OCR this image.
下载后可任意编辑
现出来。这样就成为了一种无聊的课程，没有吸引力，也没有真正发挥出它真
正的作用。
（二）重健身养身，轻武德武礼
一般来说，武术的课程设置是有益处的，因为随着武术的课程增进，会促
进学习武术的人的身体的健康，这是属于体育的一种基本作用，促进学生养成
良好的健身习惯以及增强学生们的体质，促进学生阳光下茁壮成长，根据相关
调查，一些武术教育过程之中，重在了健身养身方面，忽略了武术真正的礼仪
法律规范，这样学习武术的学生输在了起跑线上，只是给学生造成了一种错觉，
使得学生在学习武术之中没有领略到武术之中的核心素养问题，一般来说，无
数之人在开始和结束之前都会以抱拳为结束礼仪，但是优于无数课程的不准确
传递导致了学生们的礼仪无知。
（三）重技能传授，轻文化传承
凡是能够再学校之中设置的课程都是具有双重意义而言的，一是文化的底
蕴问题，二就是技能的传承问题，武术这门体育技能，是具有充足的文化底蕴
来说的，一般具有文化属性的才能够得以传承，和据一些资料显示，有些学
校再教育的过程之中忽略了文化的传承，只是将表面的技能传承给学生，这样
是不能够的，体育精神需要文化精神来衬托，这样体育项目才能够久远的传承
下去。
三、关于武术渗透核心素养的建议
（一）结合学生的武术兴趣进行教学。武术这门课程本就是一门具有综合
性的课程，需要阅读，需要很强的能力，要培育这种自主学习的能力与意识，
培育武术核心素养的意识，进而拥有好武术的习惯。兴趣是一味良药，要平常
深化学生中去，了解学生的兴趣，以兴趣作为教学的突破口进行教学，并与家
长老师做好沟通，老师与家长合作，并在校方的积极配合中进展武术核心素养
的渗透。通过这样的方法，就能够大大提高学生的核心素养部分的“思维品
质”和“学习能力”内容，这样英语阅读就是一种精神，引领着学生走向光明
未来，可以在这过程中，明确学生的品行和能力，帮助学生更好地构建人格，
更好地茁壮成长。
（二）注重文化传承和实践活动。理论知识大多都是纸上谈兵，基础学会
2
· · · · ·
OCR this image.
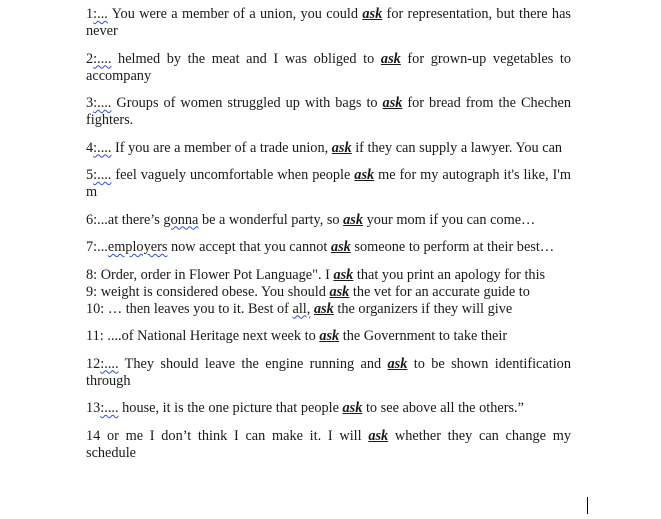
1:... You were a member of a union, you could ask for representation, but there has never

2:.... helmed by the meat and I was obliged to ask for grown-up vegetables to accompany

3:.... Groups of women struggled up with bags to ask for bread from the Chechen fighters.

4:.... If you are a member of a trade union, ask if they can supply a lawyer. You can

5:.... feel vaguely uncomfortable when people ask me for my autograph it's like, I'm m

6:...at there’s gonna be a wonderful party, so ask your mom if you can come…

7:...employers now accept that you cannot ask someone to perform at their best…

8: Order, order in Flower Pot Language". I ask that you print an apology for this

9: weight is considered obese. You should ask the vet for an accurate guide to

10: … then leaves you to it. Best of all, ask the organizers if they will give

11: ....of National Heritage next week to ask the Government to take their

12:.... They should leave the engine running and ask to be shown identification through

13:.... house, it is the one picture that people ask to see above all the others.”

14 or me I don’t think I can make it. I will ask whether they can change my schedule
· · · · ·
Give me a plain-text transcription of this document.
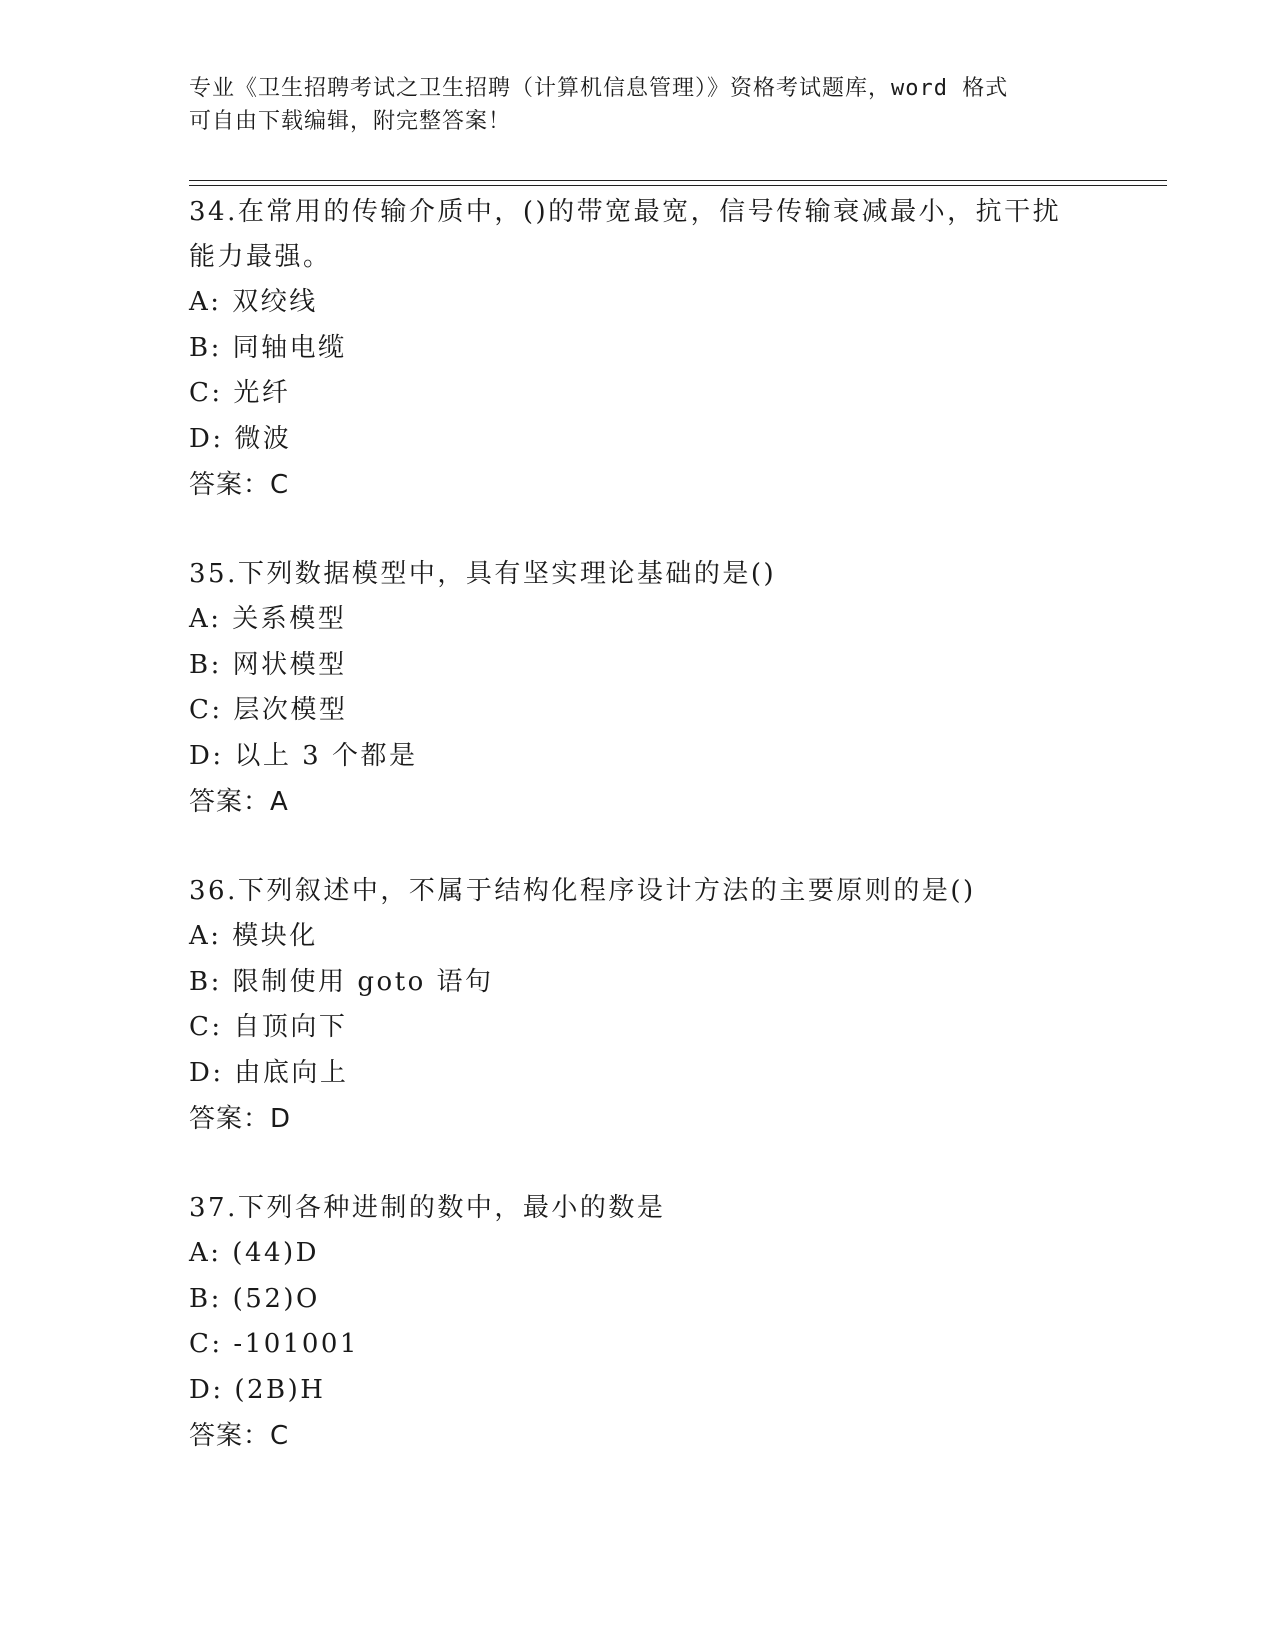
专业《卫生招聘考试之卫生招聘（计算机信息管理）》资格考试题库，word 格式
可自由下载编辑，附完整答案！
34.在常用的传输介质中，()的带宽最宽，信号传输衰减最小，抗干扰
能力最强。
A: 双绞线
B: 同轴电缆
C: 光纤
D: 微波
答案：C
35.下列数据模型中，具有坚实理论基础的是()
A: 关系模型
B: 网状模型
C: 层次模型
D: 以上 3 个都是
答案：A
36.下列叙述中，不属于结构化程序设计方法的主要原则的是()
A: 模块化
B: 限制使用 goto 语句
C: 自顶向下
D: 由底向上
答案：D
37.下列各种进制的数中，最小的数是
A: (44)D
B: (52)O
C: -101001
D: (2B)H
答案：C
· · · · ·
Given task ▸ Return each full line of the entries that contains the word "一般来说".

Result for this exercise ▸
一般来说，武术的课程设置是有益处的，因为随着武术的课程增进，会促
使得学生在学习武术之中没有领略到武术之中的核心素养问题，一般来说，无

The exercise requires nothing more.